THE PROBLEM =
Locate the word "JSON" in the entries below, then gather every line that holds it.

INPUT RECORDS =
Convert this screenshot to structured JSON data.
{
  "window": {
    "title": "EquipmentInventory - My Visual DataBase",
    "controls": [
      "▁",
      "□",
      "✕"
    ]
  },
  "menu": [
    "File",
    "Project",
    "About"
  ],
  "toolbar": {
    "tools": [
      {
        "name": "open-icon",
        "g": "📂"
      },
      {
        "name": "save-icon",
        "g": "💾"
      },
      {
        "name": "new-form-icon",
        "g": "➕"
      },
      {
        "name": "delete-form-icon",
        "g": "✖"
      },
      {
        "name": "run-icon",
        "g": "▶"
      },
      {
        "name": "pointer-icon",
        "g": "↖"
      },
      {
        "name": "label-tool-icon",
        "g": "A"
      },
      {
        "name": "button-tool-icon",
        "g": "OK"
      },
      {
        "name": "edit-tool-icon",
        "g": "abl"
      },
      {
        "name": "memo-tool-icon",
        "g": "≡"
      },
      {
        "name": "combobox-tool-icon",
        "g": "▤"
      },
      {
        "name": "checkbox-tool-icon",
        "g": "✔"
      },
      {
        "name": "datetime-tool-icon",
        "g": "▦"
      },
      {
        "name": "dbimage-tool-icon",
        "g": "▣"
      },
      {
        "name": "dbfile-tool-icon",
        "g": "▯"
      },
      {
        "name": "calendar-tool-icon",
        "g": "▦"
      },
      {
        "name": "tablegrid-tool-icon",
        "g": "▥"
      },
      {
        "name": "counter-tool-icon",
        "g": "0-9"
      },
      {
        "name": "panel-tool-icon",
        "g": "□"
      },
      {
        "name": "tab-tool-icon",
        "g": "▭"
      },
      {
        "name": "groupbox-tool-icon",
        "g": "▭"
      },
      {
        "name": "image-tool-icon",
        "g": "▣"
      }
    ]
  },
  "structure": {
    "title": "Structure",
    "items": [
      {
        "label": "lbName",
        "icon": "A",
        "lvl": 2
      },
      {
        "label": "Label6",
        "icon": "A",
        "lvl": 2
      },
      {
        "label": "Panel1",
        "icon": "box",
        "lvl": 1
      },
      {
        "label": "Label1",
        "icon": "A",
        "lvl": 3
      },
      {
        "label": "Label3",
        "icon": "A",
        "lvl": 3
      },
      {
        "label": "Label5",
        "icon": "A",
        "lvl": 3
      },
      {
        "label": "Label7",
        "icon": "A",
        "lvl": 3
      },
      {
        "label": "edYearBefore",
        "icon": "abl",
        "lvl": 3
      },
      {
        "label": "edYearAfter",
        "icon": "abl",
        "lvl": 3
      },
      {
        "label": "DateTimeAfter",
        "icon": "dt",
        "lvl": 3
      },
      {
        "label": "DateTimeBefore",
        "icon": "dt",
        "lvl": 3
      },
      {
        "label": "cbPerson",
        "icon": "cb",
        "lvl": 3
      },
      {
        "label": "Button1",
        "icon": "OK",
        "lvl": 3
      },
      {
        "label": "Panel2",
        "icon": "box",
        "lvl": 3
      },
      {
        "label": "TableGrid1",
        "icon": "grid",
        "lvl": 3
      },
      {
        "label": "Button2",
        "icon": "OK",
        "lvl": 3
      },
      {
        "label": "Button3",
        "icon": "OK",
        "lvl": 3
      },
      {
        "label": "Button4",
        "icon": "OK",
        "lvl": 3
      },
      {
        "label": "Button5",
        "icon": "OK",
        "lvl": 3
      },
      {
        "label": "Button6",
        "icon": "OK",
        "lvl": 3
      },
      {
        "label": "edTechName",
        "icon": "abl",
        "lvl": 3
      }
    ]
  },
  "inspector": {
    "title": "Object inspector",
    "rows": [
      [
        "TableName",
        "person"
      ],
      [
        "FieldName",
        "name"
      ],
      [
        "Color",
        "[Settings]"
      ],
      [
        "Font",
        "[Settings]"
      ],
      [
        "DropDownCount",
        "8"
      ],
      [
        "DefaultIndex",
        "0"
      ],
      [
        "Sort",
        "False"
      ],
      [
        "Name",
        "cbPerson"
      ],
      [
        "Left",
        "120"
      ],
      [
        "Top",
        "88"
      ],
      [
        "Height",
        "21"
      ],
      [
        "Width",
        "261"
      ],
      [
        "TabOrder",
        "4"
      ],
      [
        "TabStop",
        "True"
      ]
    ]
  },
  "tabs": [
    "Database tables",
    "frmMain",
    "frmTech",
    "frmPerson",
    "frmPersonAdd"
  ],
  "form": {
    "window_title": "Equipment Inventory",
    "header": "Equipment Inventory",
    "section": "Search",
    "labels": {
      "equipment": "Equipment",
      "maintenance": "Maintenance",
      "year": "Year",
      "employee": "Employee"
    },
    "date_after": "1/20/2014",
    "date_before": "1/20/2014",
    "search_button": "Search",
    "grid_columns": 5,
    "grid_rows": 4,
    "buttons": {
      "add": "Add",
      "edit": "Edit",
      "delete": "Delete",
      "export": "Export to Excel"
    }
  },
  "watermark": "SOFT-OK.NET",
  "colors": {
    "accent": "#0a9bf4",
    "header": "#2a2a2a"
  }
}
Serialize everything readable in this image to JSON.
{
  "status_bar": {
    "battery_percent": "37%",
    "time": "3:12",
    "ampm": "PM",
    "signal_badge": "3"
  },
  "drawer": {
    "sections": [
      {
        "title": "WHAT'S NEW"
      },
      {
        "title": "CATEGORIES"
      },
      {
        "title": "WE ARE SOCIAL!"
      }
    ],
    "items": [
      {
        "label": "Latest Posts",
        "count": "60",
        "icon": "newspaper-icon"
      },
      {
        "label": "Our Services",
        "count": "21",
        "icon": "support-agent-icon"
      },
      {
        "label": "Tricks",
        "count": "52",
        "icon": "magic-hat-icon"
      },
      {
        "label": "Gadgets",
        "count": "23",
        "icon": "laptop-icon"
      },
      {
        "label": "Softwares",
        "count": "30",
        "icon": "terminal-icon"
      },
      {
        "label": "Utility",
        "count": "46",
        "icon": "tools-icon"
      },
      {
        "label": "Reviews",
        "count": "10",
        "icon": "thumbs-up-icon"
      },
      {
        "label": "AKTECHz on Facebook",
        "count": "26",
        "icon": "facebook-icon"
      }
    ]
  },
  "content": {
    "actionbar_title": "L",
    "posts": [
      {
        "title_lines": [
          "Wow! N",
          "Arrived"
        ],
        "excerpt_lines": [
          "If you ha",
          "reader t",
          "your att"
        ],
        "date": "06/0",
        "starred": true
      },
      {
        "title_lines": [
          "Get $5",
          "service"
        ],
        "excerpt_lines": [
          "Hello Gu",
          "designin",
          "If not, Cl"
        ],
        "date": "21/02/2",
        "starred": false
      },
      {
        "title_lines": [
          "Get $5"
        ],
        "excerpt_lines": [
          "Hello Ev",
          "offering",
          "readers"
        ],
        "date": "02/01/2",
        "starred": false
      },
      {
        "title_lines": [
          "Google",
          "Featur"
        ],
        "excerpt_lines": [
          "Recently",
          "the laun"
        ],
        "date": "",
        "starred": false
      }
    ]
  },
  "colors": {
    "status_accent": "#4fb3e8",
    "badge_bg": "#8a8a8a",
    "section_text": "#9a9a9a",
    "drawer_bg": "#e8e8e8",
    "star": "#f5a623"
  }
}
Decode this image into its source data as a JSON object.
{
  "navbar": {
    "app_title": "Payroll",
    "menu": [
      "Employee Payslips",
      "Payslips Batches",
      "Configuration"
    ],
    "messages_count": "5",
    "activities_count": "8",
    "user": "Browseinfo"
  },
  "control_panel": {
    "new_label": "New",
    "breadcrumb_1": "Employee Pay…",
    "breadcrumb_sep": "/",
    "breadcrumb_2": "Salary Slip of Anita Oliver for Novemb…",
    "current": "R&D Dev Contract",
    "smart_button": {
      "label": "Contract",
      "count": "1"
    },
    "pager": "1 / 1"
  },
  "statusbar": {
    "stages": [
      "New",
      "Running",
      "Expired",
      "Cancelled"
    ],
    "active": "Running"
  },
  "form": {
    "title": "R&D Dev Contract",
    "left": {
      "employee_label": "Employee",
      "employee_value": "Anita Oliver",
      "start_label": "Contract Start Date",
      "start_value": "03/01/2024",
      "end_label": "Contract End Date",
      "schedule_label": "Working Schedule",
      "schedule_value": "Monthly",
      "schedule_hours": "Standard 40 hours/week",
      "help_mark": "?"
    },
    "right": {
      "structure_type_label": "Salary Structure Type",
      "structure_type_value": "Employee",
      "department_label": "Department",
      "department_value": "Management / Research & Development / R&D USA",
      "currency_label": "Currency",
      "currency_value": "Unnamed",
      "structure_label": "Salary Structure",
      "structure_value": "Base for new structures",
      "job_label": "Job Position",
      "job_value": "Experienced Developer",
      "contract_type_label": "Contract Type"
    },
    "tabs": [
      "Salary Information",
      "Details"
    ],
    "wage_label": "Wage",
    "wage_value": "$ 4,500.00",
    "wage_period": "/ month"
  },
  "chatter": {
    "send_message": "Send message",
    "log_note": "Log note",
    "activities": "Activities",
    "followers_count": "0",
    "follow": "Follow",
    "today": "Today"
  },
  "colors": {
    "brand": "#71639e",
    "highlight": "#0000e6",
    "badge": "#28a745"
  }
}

RESPONSE TO THIS TASK =
Convert this screenshot to structured JSON data.
Serialize everything readable in this image to JSON.
Decode this image into its source data as a JSON object.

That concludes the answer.